**DATASET:**

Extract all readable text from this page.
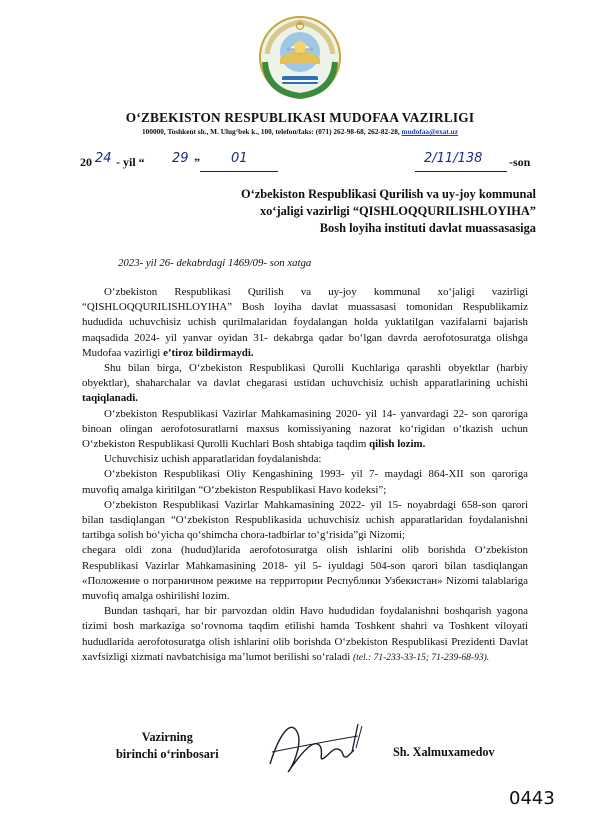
O‘ZBEKISTON RESPUBLIKASI MUDOFAA VAZIRLIGI
100000, Toshkent sh., M. Ulug‘bek k., 100, telefon/faks: (071) 262-98-68, 262-82-28, mudofaa@exat.uz
20 24 - yil “ 29 ” 01	2/11/138 -son
O‘zbekiston Respublikasi Qurilish va uy-joy kommunal
xo‘jaligi vazirligi “QISHLOQQURILISHLOYIHA”
Bosh loyiha instituti davlat muassasasiga
2023- yil 26- dekabrdagi 1469/09- son xatga

O‘zbekiston Respublikasi Qurilish va uy-joy kommunal xo‘jaligi vazirligi “QISHLOQQURILISHLOYIHA” Bosh loyiha davlat muassasasi tomonidan Respublikamiz hududida uchuvchisiz uchish qurilmalaridan foydalangan holda yuklatilgan vazifalarni bajarish maqsadida 2024- yil yanvar oyidan 31- dekabrga qadar bo‘lgan davrda aerofotosuratga olishga Mudofaa vazirligi e’tiroz bildirmaydi.

Shu bilan birga, O‘zbekiston Respublikasi Qurolli Kuchlariga qarashli obyektlar (harbiy obyektlar), shaharchalar va davlat chegarasi ustidan uchuvchisiz uchish apparatlarining uchishi taqiqlanadi.

O‘zbekiston Respublikasi Vazirlar Mahkamasining 2020- yil 14- yanvardagi 22- son qaroriga binoan olingan aerofotosuratlarni maxsus komissiyaning nazorat ko‘rigidan o‘tkazish uchun O‘zbekiston Respublikasi Qurolli Kuchlari Bosh shtabiga taqdim qilish lozim.

Uchuvchisiz uchish apparatlaridan foydalanishda:

O‘zbekiston Respublikasi Oliy Kengashining 1993- yil 7- maydagi 864-XII son qaroriga muvofiq amalga kiritilgan “O‘zbekiston Respublikasi Havo kodeksi”;

O‘zbekiston Respublikasi Vazirlar Mahkamasining 2022- yil 15- noyabrdagi 658-son qarori bilan tasdiqlangan “O‘zbekiston Respublikasida uchuvchisiz uchish apparatlaridan foydalanishni tartibga solish bo‘yicha qo‘shimcha chora-tadbirlar to‘g‘risida”gi Nizomi;

chegara oldi zona (hudud)larida aerofotosuratga olish ishlarini olib borishda O‘zbekiston Respublikasi Vazirlar Mahkamasining 2018- yil 5- iyuldagi 504-son qarori bilan tasdiqlangan «Положение о пограничном режиме на территории Республики Узбекистан» Nizomi talablariga muvofiq amalga oshirilishi lozim.

Bundan tashqari, har bir parvozdan oldin Havo hududidan foydalanishni boshqarish yagona tizimi bosh markaziga so‘rovnoma taqdim etilishi hamda Toshkent shahri va Toshkent viloyati hududlarida aerofotosuratga olish ishlarini olib borishda O‘zbekiston Respublikasi Prezidenti Davlat xavfsizligi xizmati navbatchisiga ma’lumot berilishi so‘raladi (tel.: 71-233-33-15; 71-239-68-93).

Vazirning
birinchi o‘rinbosari	Sh. Xalmuxamedov
0443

**WHAT THE EXERCISE ASKS:**
Check each line above for the word "borishda" and give the number of lines that have it, nothing else.

**THE OUTPUT:**
2